• **Required task**: Write out the data below in full. Keep it exact.

[Data listing]
....

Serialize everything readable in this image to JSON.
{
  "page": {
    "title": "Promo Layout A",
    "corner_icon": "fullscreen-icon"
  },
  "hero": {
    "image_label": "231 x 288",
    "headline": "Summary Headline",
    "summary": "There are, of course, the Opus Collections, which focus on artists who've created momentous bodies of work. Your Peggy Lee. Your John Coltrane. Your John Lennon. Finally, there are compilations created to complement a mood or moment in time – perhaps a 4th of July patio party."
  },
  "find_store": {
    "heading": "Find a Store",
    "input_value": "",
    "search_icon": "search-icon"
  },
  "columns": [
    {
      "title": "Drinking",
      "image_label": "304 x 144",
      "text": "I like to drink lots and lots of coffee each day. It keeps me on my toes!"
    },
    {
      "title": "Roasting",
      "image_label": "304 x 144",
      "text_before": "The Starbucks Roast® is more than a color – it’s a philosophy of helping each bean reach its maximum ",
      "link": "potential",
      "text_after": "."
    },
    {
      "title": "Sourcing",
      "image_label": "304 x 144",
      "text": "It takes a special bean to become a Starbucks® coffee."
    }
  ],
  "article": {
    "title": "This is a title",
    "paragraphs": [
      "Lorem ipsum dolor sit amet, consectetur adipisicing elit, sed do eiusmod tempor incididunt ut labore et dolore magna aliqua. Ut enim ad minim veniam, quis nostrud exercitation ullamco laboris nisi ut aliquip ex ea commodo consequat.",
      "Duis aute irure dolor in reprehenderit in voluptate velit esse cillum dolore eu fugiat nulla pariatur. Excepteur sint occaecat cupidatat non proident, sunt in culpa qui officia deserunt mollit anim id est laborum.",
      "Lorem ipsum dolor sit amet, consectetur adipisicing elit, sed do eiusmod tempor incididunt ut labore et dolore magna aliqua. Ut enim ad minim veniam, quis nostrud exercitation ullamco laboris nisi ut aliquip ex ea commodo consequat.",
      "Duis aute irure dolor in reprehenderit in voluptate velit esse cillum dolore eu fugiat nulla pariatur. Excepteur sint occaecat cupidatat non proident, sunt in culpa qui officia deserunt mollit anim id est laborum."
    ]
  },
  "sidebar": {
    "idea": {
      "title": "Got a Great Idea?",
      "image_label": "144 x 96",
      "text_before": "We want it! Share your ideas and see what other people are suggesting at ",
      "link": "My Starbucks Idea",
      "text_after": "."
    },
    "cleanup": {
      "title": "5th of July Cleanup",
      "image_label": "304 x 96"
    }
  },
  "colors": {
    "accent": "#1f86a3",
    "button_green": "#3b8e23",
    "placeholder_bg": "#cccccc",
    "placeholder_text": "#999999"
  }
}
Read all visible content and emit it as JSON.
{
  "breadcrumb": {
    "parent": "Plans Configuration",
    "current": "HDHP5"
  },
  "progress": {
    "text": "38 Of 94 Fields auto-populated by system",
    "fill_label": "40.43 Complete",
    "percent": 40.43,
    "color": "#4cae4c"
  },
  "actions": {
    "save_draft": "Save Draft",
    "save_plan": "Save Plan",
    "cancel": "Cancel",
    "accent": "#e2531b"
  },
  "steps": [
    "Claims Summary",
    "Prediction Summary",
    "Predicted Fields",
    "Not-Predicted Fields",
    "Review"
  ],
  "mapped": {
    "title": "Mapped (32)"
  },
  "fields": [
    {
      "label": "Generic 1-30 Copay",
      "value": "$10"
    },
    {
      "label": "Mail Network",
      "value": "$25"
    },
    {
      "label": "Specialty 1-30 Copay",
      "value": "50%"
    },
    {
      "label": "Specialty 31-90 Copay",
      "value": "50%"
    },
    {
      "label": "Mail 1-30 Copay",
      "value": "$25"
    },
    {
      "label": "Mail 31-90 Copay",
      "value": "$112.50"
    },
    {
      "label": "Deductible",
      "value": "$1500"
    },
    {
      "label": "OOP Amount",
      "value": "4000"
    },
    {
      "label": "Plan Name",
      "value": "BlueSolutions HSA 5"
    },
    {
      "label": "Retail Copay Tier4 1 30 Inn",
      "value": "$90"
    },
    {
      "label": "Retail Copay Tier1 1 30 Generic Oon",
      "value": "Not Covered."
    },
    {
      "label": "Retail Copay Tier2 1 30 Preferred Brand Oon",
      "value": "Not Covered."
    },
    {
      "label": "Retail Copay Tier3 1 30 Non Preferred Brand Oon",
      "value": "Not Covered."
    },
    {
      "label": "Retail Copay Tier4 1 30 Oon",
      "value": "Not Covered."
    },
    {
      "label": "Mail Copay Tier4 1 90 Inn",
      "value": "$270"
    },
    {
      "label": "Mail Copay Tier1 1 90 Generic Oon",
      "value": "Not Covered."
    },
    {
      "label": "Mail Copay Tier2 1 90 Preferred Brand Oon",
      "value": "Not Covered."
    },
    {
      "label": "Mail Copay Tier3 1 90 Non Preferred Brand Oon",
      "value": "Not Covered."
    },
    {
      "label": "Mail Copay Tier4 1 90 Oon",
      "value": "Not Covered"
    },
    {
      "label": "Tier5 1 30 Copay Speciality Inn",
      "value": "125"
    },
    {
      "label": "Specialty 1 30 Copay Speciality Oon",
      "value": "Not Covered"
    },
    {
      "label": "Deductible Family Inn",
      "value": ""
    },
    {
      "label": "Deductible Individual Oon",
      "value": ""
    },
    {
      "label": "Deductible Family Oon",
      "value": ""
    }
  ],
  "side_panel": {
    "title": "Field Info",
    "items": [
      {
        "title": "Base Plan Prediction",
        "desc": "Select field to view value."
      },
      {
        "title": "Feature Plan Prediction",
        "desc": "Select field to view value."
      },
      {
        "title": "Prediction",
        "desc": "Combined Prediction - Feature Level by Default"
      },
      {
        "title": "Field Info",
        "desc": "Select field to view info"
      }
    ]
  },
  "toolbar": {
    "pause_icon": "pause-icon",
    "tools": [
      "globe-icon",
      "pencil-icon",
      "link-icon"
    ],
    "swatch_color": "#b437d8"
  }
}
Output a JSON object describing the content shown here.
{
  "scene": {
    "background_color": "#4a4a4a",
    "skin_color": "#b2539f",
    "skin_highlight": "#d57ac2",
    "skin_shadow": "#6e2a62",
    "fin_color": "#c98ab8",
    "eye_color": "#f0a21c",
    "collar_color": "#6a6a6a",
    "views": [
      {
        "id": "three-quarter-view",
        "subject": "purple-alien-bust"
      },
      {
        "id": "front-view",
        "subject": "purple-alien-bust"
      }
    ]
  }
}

....

• **Task solution**:
Serialize everything readable in this image to JSON.
{
  "page": {
    "title": "Promo Layout A",
    "corner_icon": "fullscreen-icon"
  },
  "hero": {
    "image_label": "231 x 288",
    "headline": "Summary Headline",
    "summary": "There are, of course, the Opus Collections, which focus on artists who've created momentous bodies of work. Your Peggy Lee. Your John Coltrane. Your John Lennon. Finally, there are compilations created to complement a mood or moment in time – perhaps a 4th of July patio party."
  },
  "find_store": {
    "heading": "Find a Store",
    "input_value": "",
    "search_icon": "search-icon"
  },
  "columns": [
    {
      "title": "Drinking",
      "image_label": "304 x 144",
      "text": "I like to drink lots and lots of coffee each day. It keeps me on my toes!"
    },
    {
      "title": "Roasting",
      "image_label": "304 x 144",
      "text_before": "The Starbucks Roast® is more than a color – it’s a philosophy of helping each bean reach its maximum ",
      "link": "potential",
      "text_after": "."
    },
    {
      "title": "Sourcing",
      "image_label": "304 x 144",
      "text": "It takes a special bean to become a Starbucks® coffee."
    }
  ],
  "article": {
    "title": "This is a title",
    "paragraphs": [
      "Lorem ipsum dolor sit amet, consectetur adipisicing elit, sed do eiusmod tempor incididunt ut labore et dolore magna aliqua. Ut enim ad minim veniam, quis nostrud exercitation ullamco laboris nisi ut aliquip ex ea commodo consequat.",
      "Duis aute irure dolor in reprehenderit in voluptate velit esse cillum dolore eu fugiat nulla pariatur. Excepteur sint occaecat cupidatat non proident, sunt in culpa qui officia deserunt mollit anim id est laborum.",
      "Lorem ipsum dolor sit amet, consectetur adipisicing elit, sed do eiusmod tempor incididunt ut labore et dolore magna aliqua. Ut enim ad minim veniam, quis nostrud exercitation ullamco laboris nisi ut aliquip ex ea commodo consequat.",
      "Duis aute irure dolor in reprehenderit in voluptate velit esse cillum dolore eu fugiat nulla pariatur. Excepteur sint occaecat cupidatat non proident, sunt in culpa qui officia deserunt mollit anim id est laborum."
    ]
  },
  "sidebar": {
    "idea": {
      "title": "Got a Great Idea?",
      "image_label": "144 x 96",
      "text_before": "We want it! Share your ideas and see what other people are suggesting at ",
      "link": "My Starbucks Idea",
      "text_after": "."
    },
    "cleanup": {
      "title": "5th of July Cleanup",
      "image_label": "304 x 96"
    }
  },
  "colors": {
    "accent": "#1f86a3",
    "button_green": "#3b8e23",
    "placeholder_bg": "#cccccc",
    "placeholder_text": "#999999"
  }
}
Read all visible content and emit it as JSON.
{
  "breadcrumb": {
    "parent": "Plans Configuration",
    "current": "HDHP5"
  },
  "progress": {
    "text": "38 Of 94 Fields auto-populated by system",
    "fill_label": "40.43 Complete",
    "percent": 40.43,
    "color": "#4cae4c"
  },
  "actions": {
    "save_draft": "Save Draft",
    "save_plan": "Save Plan",
    "cancel": "Cancel",
    "accent": "#e2531b"
  },
  "steps": [
    "Claims Summary",
    "Prediction Summary",
    "Predicted Fields",
    "Not-Predicted Fields",
    "Review"
  ],
  "mapped": {
    "title": "Mapped (32)"
  },
  "fields": [
    {
      "label": "Generic 1-30 Copay",
      "value": "$10"
    },
    {
      "label": "Mail Network",
      "value": "$25"
    },
    {
      "label": "Specialty 1-30 Copay",
      "value": "50%"
    },
    {
      "label": "Specialty 31-90 Copay",
      "value": "50%"
    },
    {
      "label": "Mail 1-30 Copay",
      "value": "$25"
    },
    {
      "label": "Mail 31-90 Copay",
      "value": "$112.50"
    },
    {
      "label": "Deductible",
      "value": "$1500"
    },
    {
      "label": "OOP Amount",
      "value": "4000"
    },
    {
      "label": "Plan Name",
      "value": "BlueSolutions HSA 5"
    },
    {
      "label": "Retail Copay Tier4 1 30 Inn",
      "value": "$90"
    },
    {
      "label": "Retail Copay Tier1 1 30 Generic Oon",
      "value": "Not Covered."
    },
    {
      "label": "Retail Copay Tier2 1 30 Preferred Brand Oon",
      "value": "Not Covered."
    },
    {
      "label": "Retail Copay Tier3 1 30 Non Preferred Brand Oon",
      "value": "Not Covered."
    },
    {
      "label": "Retail Copay Tier4 1 30 Oon",
      "value": "Not Covered."
    },
    {
      "label": "Mail Copay Tier4 1 90 Inn",
      "value": "$270"
    },
    {
      "label": "Mail Copay Tier1 1 90 Generic Oon",
      "value": "Not Covered."
    },
    {
      "label": "Mail Copay Tier2 1 90 Preferred Brand Oon",
      "value": "Not Covered."
    },
    {
      "label": "Mail Copay Tier3 1 90 Non Preferred Brand Oon",
      "value": "Not Covered."
    },
    {
      "label": "Mail Copay Tier4 1 90 Oon",
      "value": "Not Covered"
    },
    {
      "label": "Tier5 1 30 Copay Speciality Inn",
      "value": "125"
    },
    {
      "label": "Specialty 1 30 Copay Speciality Oon",
      "value": "Not Covered"
    },
    {
      "label": "Deductible Family Inn",
      "value": ""
    },
    {
      "label": "Deductible Individual Oon",
      "value": ""
    },
    {
      "label": "Deductible Family Oon",
      "value": ""
    }
  ],
  "side_panel": {
    "title": "Field Info",
    "items": [
      {
        "title": "Base Plan Prediction",
        "desc": "Select field to view value."
      },
      {
        "title": "Feature Plan Prediction",
        "desc": "Select field to view value."
      },
      {
        "title": "Prediction",
        "desc": "Combined Prediction - Feature Level by Default"
      },
      {
        "title": "Field Info",
        "desc": "Select field to view info"
      }
    ]
  },
  "toolbar": {
    "pause_icon": "pause-icon",
    "tools": [
      "globe-icon",
      "pencil-icon",
      "link-icon"
    ],
    "swatch_color": "#b437d8"
  }
}
Output a JSON object describing the content shown here.
{
  "scene": {
    "background_color": "#4a4a4a",
    "skin_color": "#b2539f",
    "skin_highlight": "#d57ac2",
    "skin_shadow": "#6e2a62",
    "fin_color": "#c98ab8",
    "eye_color": "#f0a21c",
    "collar_color": "#6a6a6a",
    "views": [
      {
        "id": "three-quarter-view",
        "subject": "purple-alien-bust"
      },
      {
        "id": "front-view",
        "subject": "purple-alien-bust"
      }
    ]
  }
}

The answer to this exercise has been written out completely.